### [SHORT PROBLEM]
Find every line in the records below that holds the word "this", and copy it out.

'''

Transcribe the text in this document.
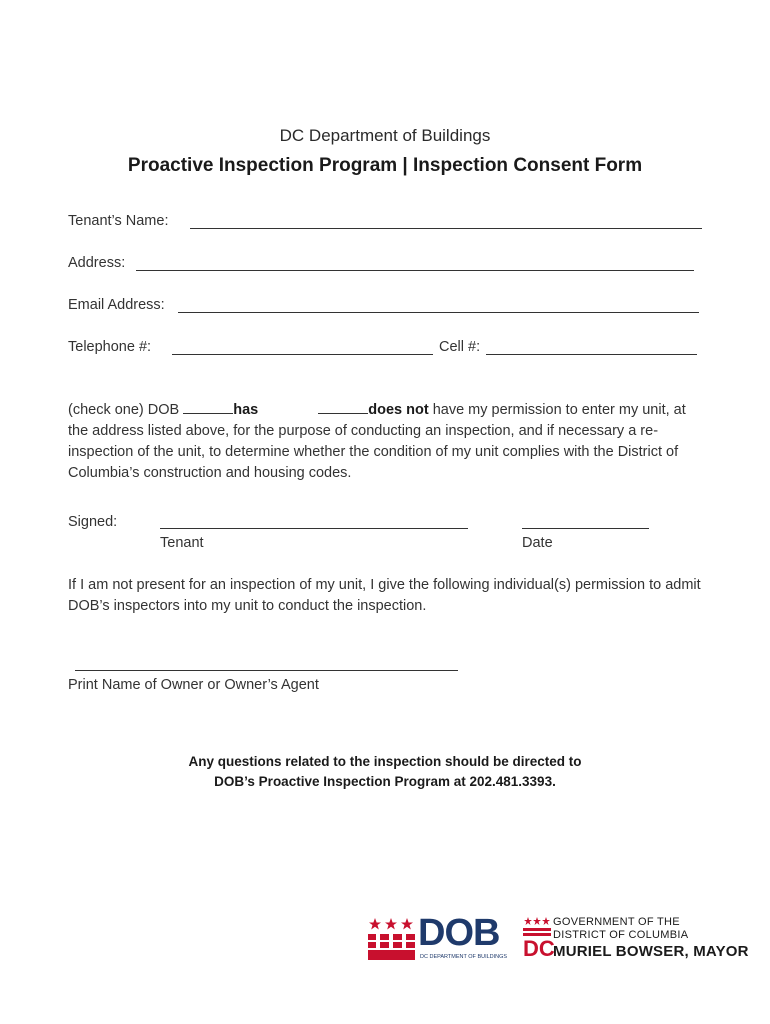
DC Department of Buildings
Proactive Inspection Program | Inspection Consent Form
Tenant’s Name:
Address:
Email Address:
Telephone #:	Cell #:
(check one) DOB	has	does not have my permission to enter my unit, at the address listed above, for the purpose of conducting an inspection, and if necessary a re-inspection of the unit, to determine whether the condition of my unit complies with the District of Columbia’s construction and housing codes.
Signed:
Tenant	Date
If I am not present for an inspection of my unit, I give the following individual(s) permission to admit DOB’s inspectors into my unit to conduct the inspection.
Print Name of Owner or Owner’s Agent
Any questions related to the inspection should be directed to
DOB’s Proactive Inspection Program at 202.481.3393.
DOB
DC DEPARTMENT OF BUILDINGS DC
GOVERNMENT OF THE
DISTRICT OF COLUMBIA
MURIEL BOWSER, MAYOR
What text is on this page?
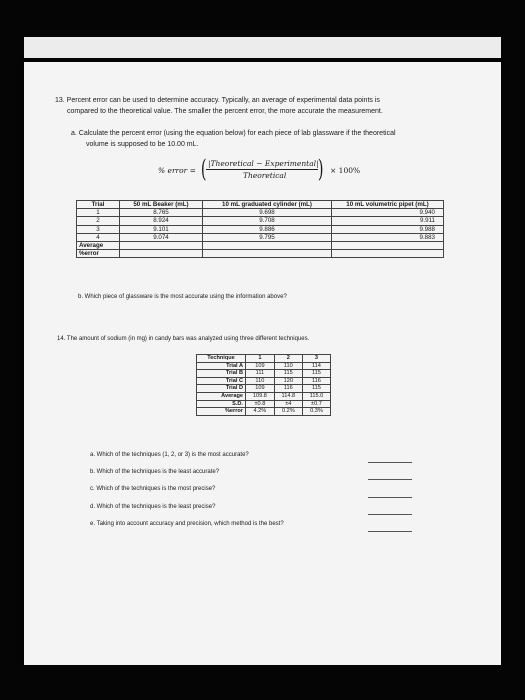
13. Percent error can be used to determine accuracy. Typically, an average of experimental data points is
compared to the theoretical value. The smaller the percent error, the more accurate the measurement.
a. Calculate the percent error (using the equation below) for each piece of lab glassware if the theoretical
volume is supposed to be 10.00 mL.
% error = ( |Theoretical − Experimental|
Theoretical ) × 100%
Trial	50 mL Beaker (mL)	10 mL graduated cylinder (mL)	10 mL volumetric pipet (mL)
1	8.765	9.698	9.940
2	8.924	9.708	9.911
3	9.101	9.886	9.988
4	9.074	9.795	9.883
Average			
%error			
b. Which piece of glassware is the most accurate using the information above?
14. The amount of sodium (in mg) in candy bars was analyzed using three different techniques.
Technique	1	2	3
Trial A	109	110	114
Trial B	111	115	115
Trial C	110	120	116
Trial D	109	116	115
Average	109.8	114.8	115.0
S.D.	±0.8	±4	±0.7
%error	4.2%	0.2%	0.3%
a. Which of the techniques (1, 2, or 3) is the most accurate?
b. Which of the techniques is the least accurate?
c. Which of the techniques is the most precise?
d. Which of the techniques is the least precise?
e. Taking into account accuracy and precision, which method is the best?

'''

### [RESPONSE]
Transcribe the text in this document.
What text is on this page?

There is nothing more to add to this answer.